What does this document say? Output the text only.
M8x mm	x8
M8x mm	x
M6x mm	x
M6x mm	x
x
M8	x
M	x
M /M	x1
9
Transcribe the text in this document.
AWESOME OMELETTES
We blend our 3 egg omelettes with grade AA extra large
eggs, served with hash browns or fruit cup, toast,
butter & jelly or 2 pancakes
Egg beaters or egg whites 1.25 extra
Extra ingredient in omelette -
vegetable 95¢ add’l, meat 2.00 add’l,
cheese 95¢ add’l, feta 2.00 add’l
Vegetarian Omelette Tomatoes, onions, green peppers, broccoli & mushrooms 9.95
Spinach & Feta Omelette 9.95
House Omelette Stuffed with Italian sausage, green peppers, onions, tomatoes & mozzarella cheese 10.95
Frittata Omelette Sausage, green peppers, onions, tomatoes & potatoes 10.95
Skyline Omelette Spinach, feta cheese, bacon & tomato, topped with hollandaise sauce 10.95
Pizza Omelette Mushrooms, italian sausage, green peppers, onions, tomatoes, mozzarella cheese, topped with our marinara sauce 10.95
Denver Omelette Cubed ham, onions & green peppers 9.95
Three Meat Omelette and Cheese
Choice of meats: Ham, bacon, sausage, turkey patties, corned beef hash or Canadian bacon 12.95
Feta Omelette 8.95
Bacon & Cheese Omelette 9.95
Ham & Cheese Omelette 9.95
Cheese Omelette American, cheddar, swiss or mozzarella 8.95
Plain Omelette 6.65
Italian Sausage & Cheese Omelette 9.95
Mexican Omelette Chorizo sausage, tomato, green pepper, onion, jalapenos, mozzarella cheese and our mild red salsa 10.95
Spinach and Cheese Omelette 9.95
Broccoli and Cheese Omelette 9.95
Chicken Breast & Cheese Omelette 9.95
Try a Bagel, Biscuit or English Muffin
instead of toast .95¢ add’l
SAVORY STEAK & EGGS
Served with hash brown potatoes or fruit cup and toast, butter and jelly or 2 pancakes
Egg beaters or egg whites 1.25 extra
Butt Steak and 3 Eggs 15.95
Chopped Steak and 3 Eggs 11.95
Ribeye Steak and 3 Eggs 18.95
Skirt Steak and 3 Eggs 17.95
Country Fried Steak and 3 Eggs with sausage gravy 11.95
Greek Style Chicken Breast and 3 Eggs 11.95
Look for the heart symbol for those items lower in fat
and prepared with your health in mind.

------------------------------------

Return every line of the preceding records in which the word "sauce" appears.

▶ **Task result**
Skyline Omelette Spinach, feta cheese, bacon & tomato, topped with hollandaise sauce 10.95
Pizza Omelette Mushrooms, italian sausage, green peppers, onions, tomatoes, mozzarella cheese, topped with our marinara sauce 10.95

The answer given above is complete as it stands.